**Request:** Scan the data below and pick out the lines containing the word "独立宣言".

[Data records]
++++++++++
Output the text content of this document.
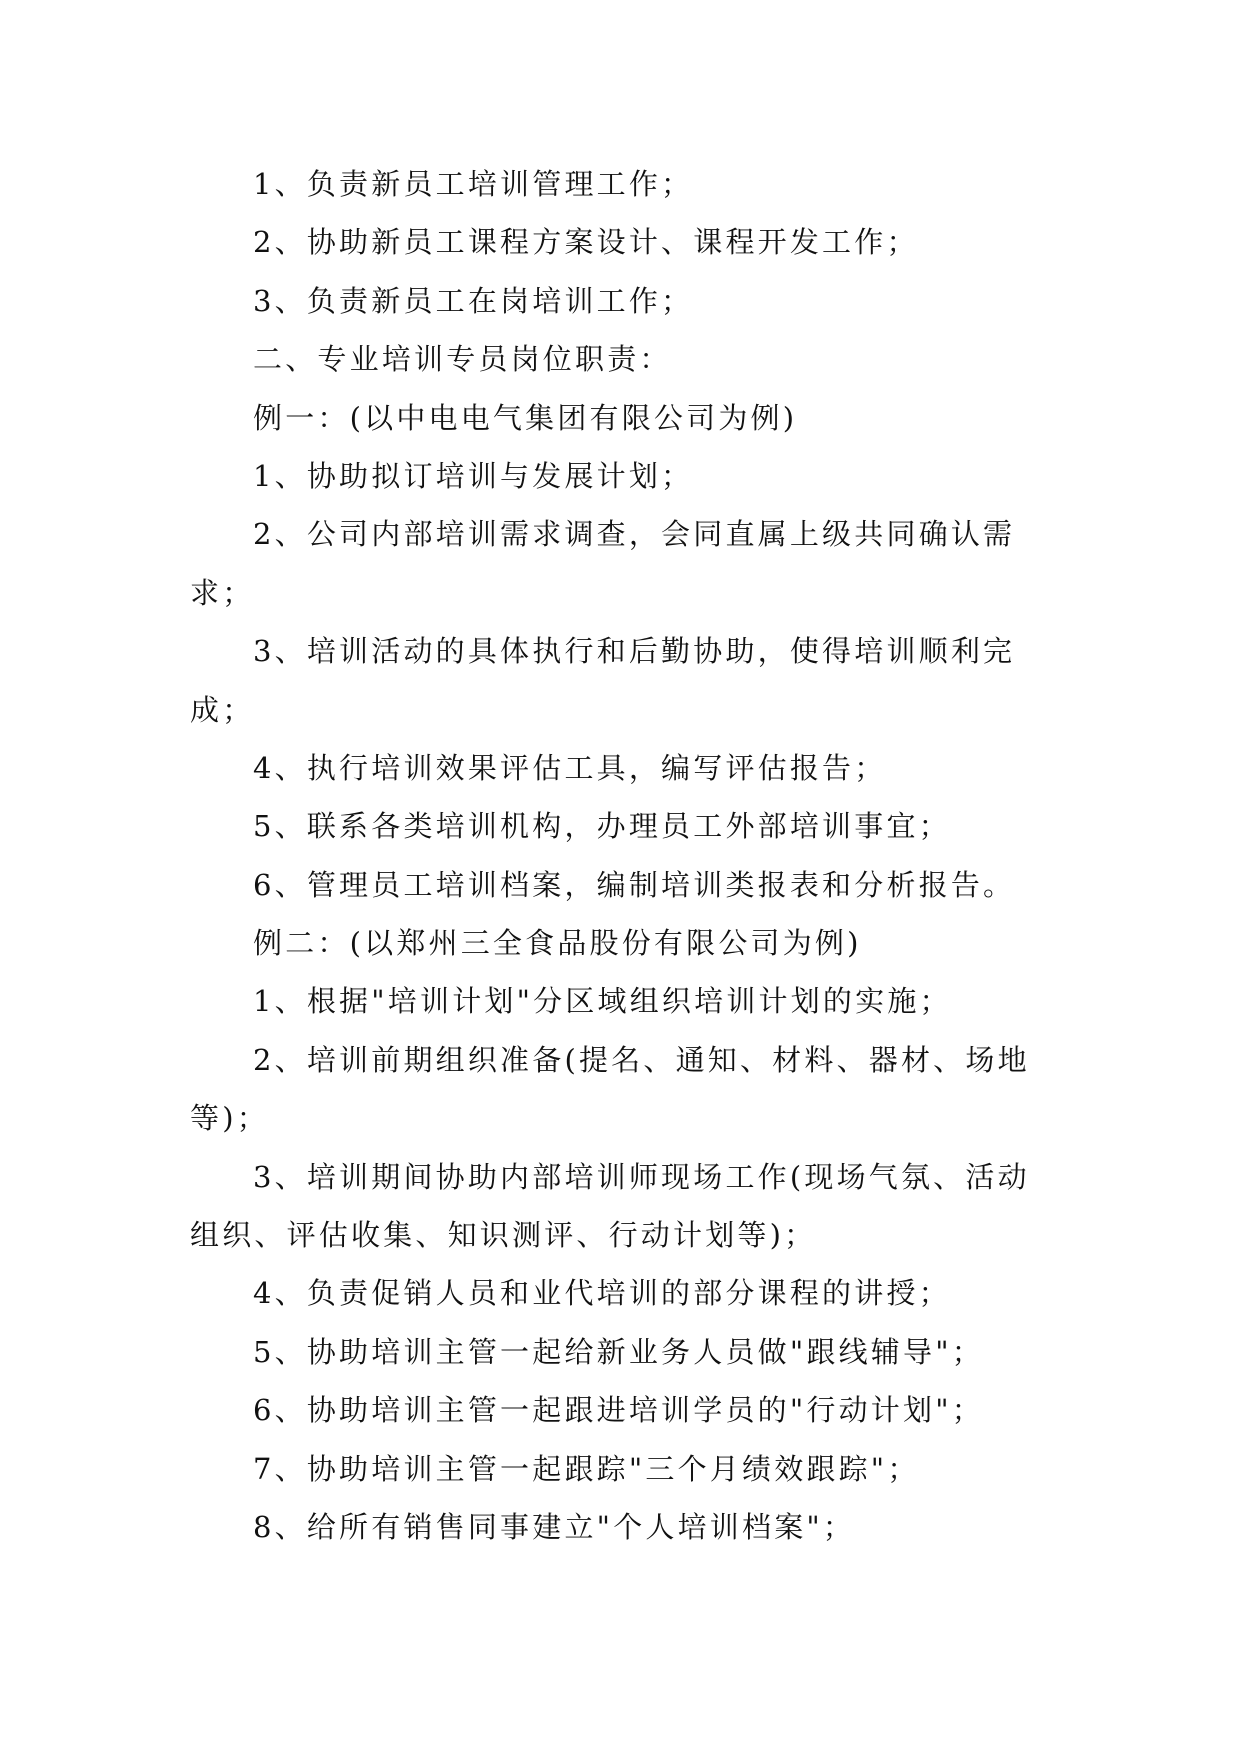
1、负责新员工培训管理工作；
2、协助新员工课程方案设计、课程开发工作；
3、负责新员工在岗培训工作；
二、专业培训专员岗位职责：
例一：(以中电电气集团有限公司为例)
1、协助拟订培训与发展计划；
2、公司内部培训需求调查，会同直属上级共同确认需
求；
3、培训活动的具体执行和后勤协助，使得培训顺利完
成；
4、执行培训效果评估工具，编写评估报告；
5、联系各类培训机构，办理员工外部培训事宜；
6、管理员工培训档案，编制培训类报表和分析报告。
例二：(以郑州三全食品股份有限公司为例)
1、根据"培训计划"分区域组织培训计划的实施；
2、培训前期组织准备(提名、通知、材料、器材、场地
等)；
3、培训期间协助内部培训师现场工作(现场气氛、活动
组织、评估收集、知识测评、行动计划等)；
4、负责促销人员和业代培训的部分课程的讲授；
5、协助培训主管一起给新业务人员做"跟线辅导"；
6、协助培训主管一起跟进培训学员的"行动计划"；
7、协助培训主管一起跟踪"三个月绩效跟踪"；
8、给所有销售同事建立"个人培训档案"；
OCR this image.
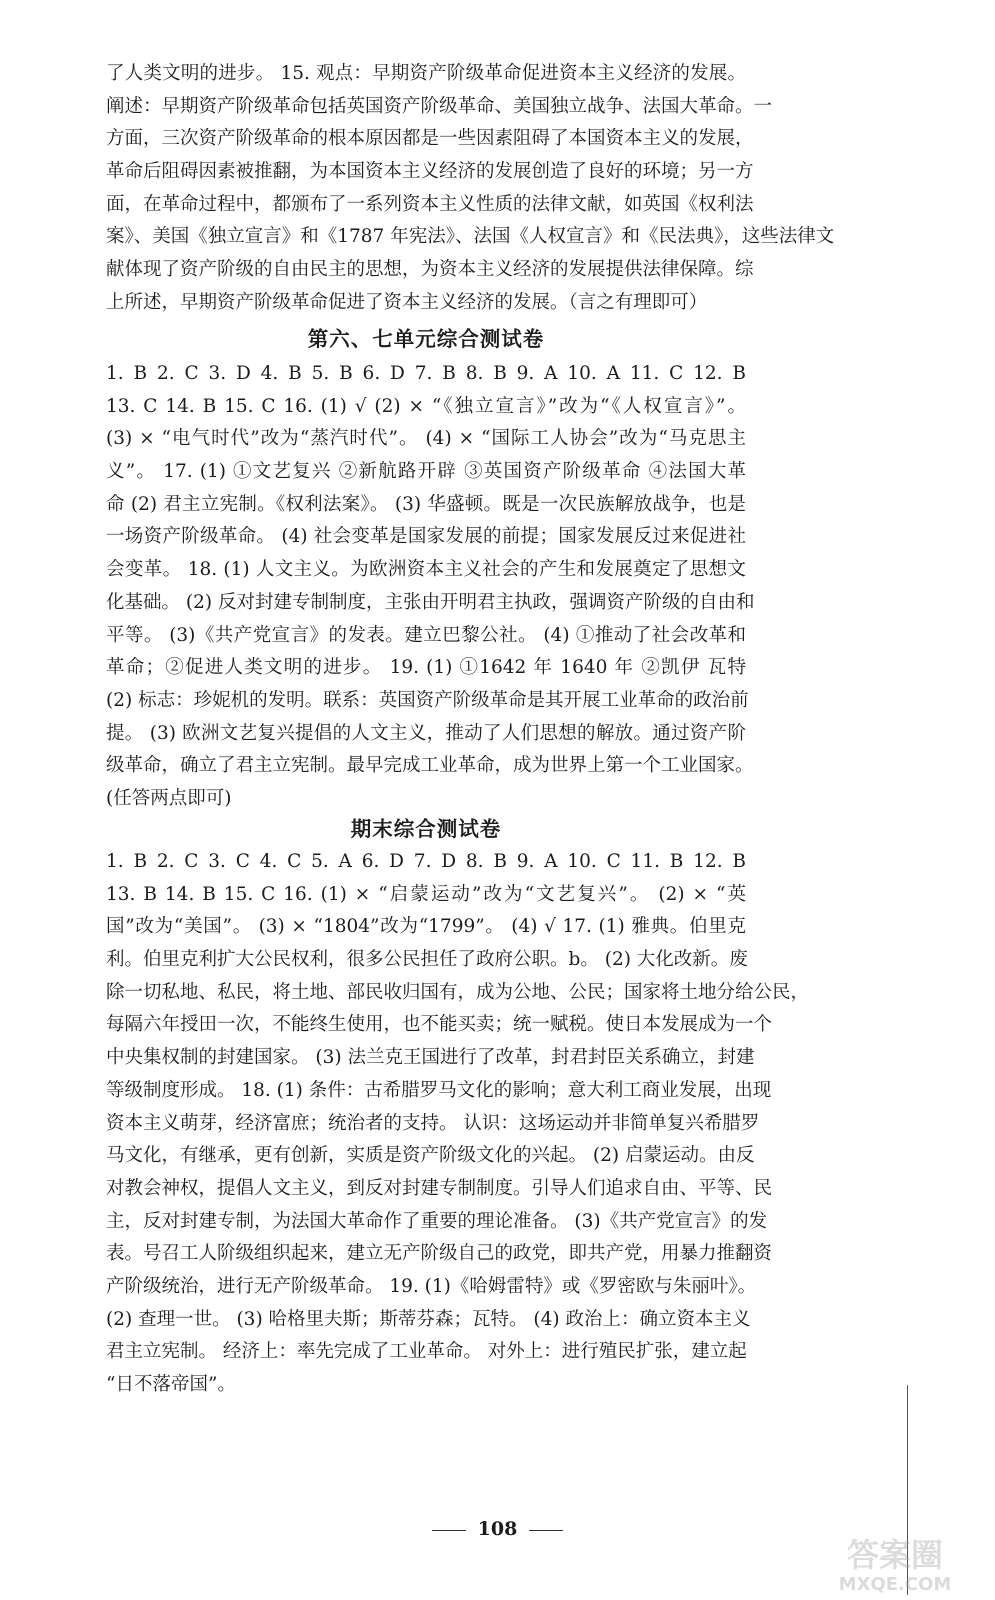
了人类文明的进步。 15. 观点：早期资产阶级革命促进资本主义经济的发展。
阐述：早期资产阶级革命包括英国资产阶级革命、美国独立战争、法国大革命。一
方面，三次资产阶级革命的根本原因都是一些因素阻碍了本国资本主义的发展，
革命后阻碍因素被推翻，为本国资本主义经济的发展创造了良好的环境；另一方
面，在革命过程中，都颁布了一系列资本主义性质的法律文献，如英国《权利法
案》、美国《独立宣言》和《1787 年宪法》、法国《人权宣言》和《民法典》，这些法律文
献体现了资产阶级的自由民主的思想，为资本主义经济的发展提供法律保障。综
上所述，早期资产阶级革命促进了资本主义经济的发展。（言之有理即可）
第六、七单元综合测试卷
1. B 2. C 3. D 4. B 5. B 6. D 7. B 8. B 9. A 10. A 11. C 12. B
13. C 14. B 15. C 16. (1) √ (2) × “《独立宣言》”改为“《人权宣言》”。
(3) × “电气时代”改为“蒸汽时代”。 (4) × “国际工人协会”改为“马克思主
义”。 17. (1) ①文艺复兴 ②新航路开辟 ③英国资产阶级革命 ④法国大革
命 (2) 君主立宪制。《权利法案》。 (3) 华盛顿。既是一次民族解放战争，也是
一场资产阶级革命。 (4) 社会变革是国家发展的前提；国家发展反过来促进社
会变革。 18. (1) 人文主义。为欧洲资本主义社会的产生和发展奠定了思想文
化基础。 (2) 反对封建专制制度，主张由开明君主执政，强调资产阶级的自由和
平等。 (3)《共产党宣言》的发表。建立巴黎公社。 (4) ①推动了社会改革和
革命；②促进人类文明的进步。 19. (1) ①1642 年 1640 年 ②凯伊 瓦特
(2) 标志：珍妮机的发明。联系：英国资产阶级革命是其开展工业革命的政治前
提。 (3) 欧洲文艺复兴提倡的人文主义，推动了人们思想的解放。通过资产阶
级革命，确立了君主立宪制。最早完成工业革命，成为世界上第一个工业国家。
(任答两点即可)
期末综合测试卷
1. B 2. C 3. C 4. C 5. A 6. D 7. D 8. B 9. A 10. C 11. B 12. B
13. B 14. B 15. C 16. (1) × “启蒙运动”改为“文艺复兴”。 (2) × “英
国”改为“美国”。 (3) × “1804”改为“1799”。 (4) √ 17. (1) 雅典。伯里克
利。伯里克利扩大公民权利，很多公民担任了政府公职。b。 (2) 大化改新。废
除一切私地、私民，将土地、部民收归国有，成为公地、公民；国家将土地分给公民，
每隔六年授田一次，不能终生使用，也不能买卖；统一赋税。使日本发展成为一个
中央集权制的封建国家。 (3) 法兰克王国进行了改革，封君封臣关系确立，封建
等级制度形成。 18. (1) 条件：古希腊罗马文化的影响；意大利工商业发展，出现
资本主义萌芽，经济富庶；统治者的支持。 认识：这场运动并非简单复兴希腊罗
马文化，有继承，更有创新，实质是资产阶级文化的兴起。 (2) 启蒙运动。由反
对教会神权，提倡人文主义，到反对封建专制制度。引导人们追求自由、平等、民
主，反对封建专制，为法国大革命作了重要的理论准备。 (3)《共产党宣言》的发
表。号召工人阶级组织起来，建立无产阶级自己的政党，即共产党，用暴力推翻资
产阶级统治，进行无产阶级革命。 19. (1)《哈姆雷特》或《罗密欧与朱丽叶》。
(2) 查理一世。 (3) 哈格里夫斯；斯蒂芬森；瓦特。 (4) 政治上：确立资本主义
君主立宪制。 经济上：率先完成了工业革命。 对外上：进行殖民扩张，建立起
“日不落帝国”。
108
答案圈
MXQE.COM
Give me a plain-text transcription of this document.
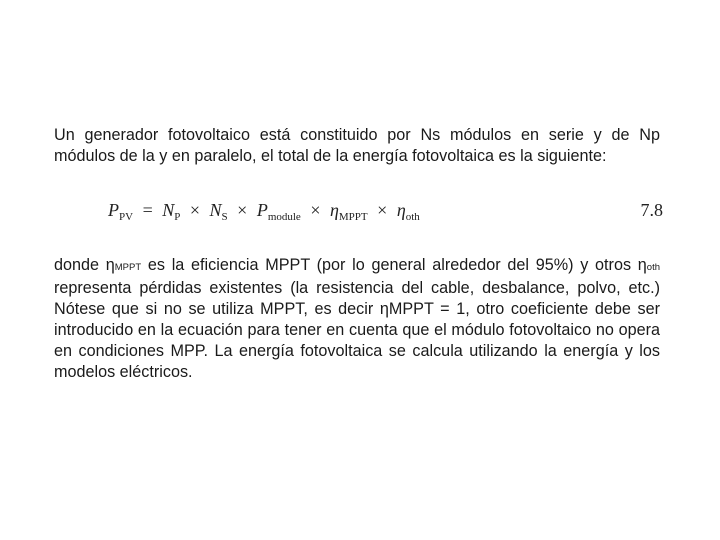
Un generador fotovoltaico está constituido por Ns módulos en serie y de Np módulos de la y en paralelo, el total de la energía fotovoltaica es la siguiente:

$P_{PV} = N_P \times N_S \times P_{module} \times \eta_{MPPT} \times \eta_{oth}$	7.8

donde ηMPPT es la eficiencia MPPT (por lo general alrededor del 95%) y otros ηoth representa pérdidas existentes (la resistencia del cable, desbalance, polvo, etc.) Nótese que si no se utiliza MPPT, es decir ηMPPT = 1, otro coeficiente debe ser introducido en la ecuación para tener en cuenta que el módulo fotovoltaico no opera en condiciones MPP. La energía fotovoltaica se calcula utilizando la energía y los modelos eléctricos.
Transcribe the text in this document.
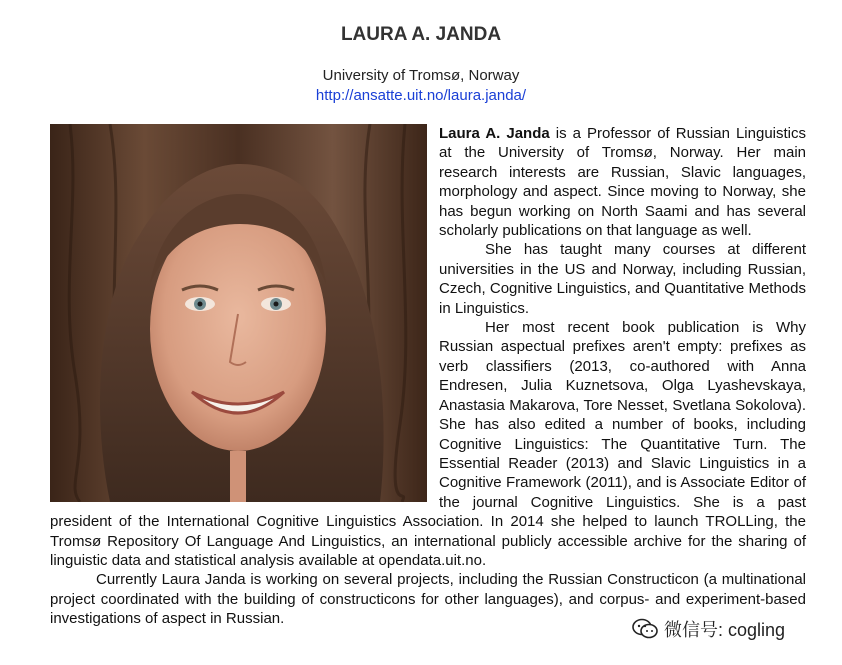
LAURA A. JANDA
University of Tromsø, Norway
http://ansatte.uit.no/laura.janda/

Laura A. Janda is a Professor of Russian Linguistics at the University of Tromsø, Norway. Her main research interests are Russian, Slavic languages, morphology and aspect. Since moving to Norway, she has begun working on North Saami and has several scholarly publications on that language as well.

She has taught many courses at different universities in the US and Norway, including Russian, Czech, Cognitive Linguistics, and Quantitative Methods in Linguistics.

Her most recent book publication is Why Russian aspectual prefixes aren't empty: prefixes as verb classifiers (2013, co-authored with Anna Endresen, Julia Kuznetsova, Olga Lyashevskaya, Anastasia Makarova, Tore Nesset, Svetlana Sokolova). She has also edited a number of books, including Cognitive Linguistics: The Quantitative Turn. The Essential Reader (2013) and Slavic Linguistics in a Cognitive Framework (2011), and is Associate Editor of the journal Cognitive Linguistics. She is a past president of the International Cognitive Linguistics Association. In 2014 she helped to launch TROLLing, the Tromsø Repository Of Language And Linguistics, an international publicly accessible archive for the sharing of linguistic data and statistical analysis available at opendata.uit.no.

Currently Laura Janda is working on several projects, including the Russian Constructicon (a multinational project coordinated with the building of constructicons for other languages), and corpus- and experiment-based investigations of aspect in Russian.

微信号: cogling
++++++++++
**Task response:**
案》、美国《独立宣言》和《1787 年宪法》、法国《人权宣言》和《民法典》，这些法律文
13. C 14. B 15. C 16. (1) √ (2) × “《独立宣言》”改为“《人权宣言》”。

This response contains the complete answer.